--- Start of DATA ENTRIES ---

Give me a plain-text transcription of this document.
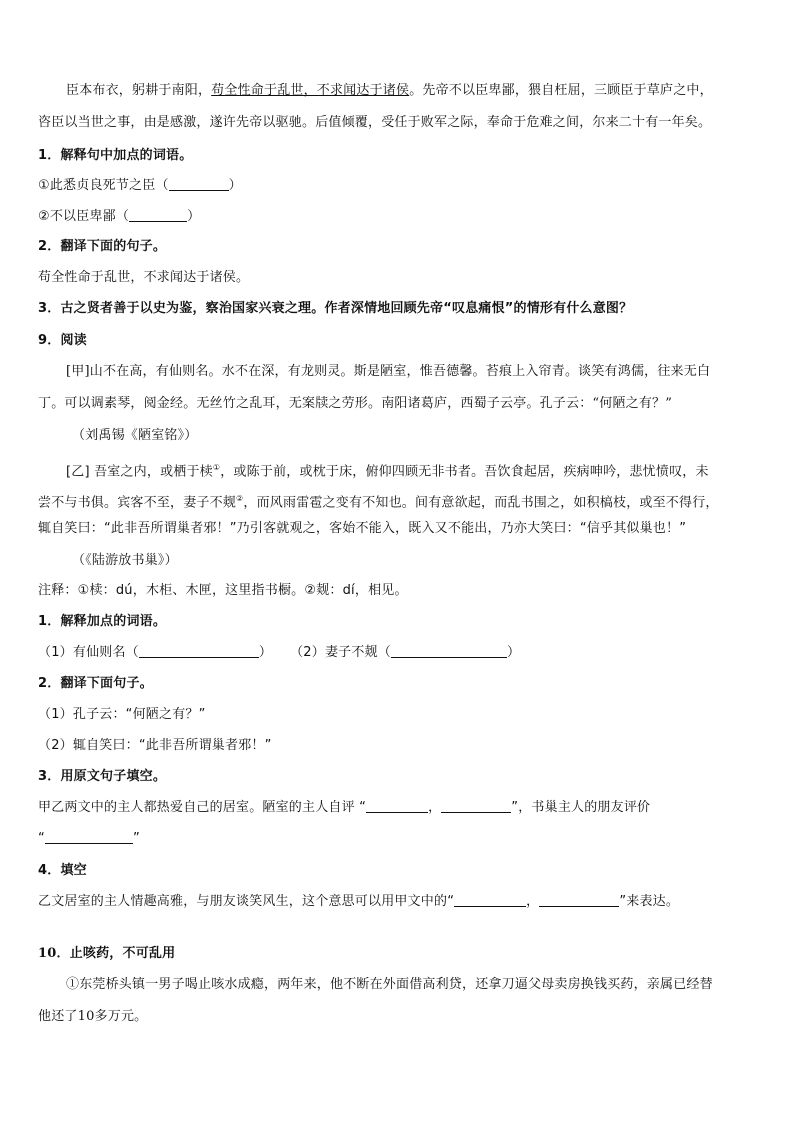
臣本布衣，躬耕于南阳，苟全性命于乱世，不求闻达于诸侯。先帝不以臣卑鄙，猥自枉屈，三顾臣于草庐之中，
咨臣以当世之事，由是感激，遂许先帝以驱驰。后值倾覆，受任于败军之际，奉命于危难之间，尔来二十有一年矣。
1．解释句中加点的词语。
①此悉贞良死节之臣（	）
②不以臣卑鄙（	）
2．翻译下面的句子。
苟全性命于乱世，不求闻达于诸侯。
3．古之贤者善于以史为鉴，察治国家兴衰之理。作者深情地回顾先帝“叹息痛恨”的情形有什么意图？
9．阅读
[甲]山不在高，有仙则名。水不在深，有龙则灵。斯是陋室，惟吾德馨。苔痕上入帘青。谈笑有鸿儒，往来无白
丁。可以调素琴，阅金经。无丝竹之乱耳，无案牍之劳形。南阳诸葛庐，西蜀子云亭。孔子云：“何陋之有？”
（刘禹锡《陋室铭》）
[乙] 吾室之内，或栖于椟①，或陈于前，或枕于床，俯仰四顾无非书者。吾饮食起居，疾病呻吟，悲忧愤叹，未
尝不与书俱。宾客不至，妻子不觌②，而风雨雷雹之变有不知也。间有意欲起，而乱书围之，如积槁枝，或至不得行，
辄自笑曰：“此非吾所谓巢者邪！”乃引客就观之，客始不能入，既入又不能出，乃亦大笑曰：“信乎其似巢也！”
（《陆游放书巢》）
注释：①椟：dú，木柜、木匣，这里指书橱。②觌：dí，相见。
1．解释加点的词语。
（1）有仙则名（	） （2）妻子不觌（	）
2．翻译下面句子。
（1）孔子云：“何陋之有？”
（2）辄自笑曰：“此非吾所谓巢者邪！”
3．用原文句子填空。
甲乙两文中的主人都热爱自己的居室。陋室的主人自评 “	，	”，书巢主人的朋友评价
“	”
4．填空
乙文居室的主人情趣高雅，与朋友谈笑风生，这个意思可以用甲文中的“	，	”来表达。
10．止咳药，不可乱用
①东莞桥头镇一男子喝止咳水成瘾，两年来，他不断在外面借高利贷，还拿刀逼父母卖房换钱买药，亲属已经替
他还了10多万元。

--- End of DATA ENTRIES ---

| REQUIRED WORK |
In the entries above, how many lines contain the word "不求闻达于诸侯"? Answer with the number only.

| THE SOLUTION |
2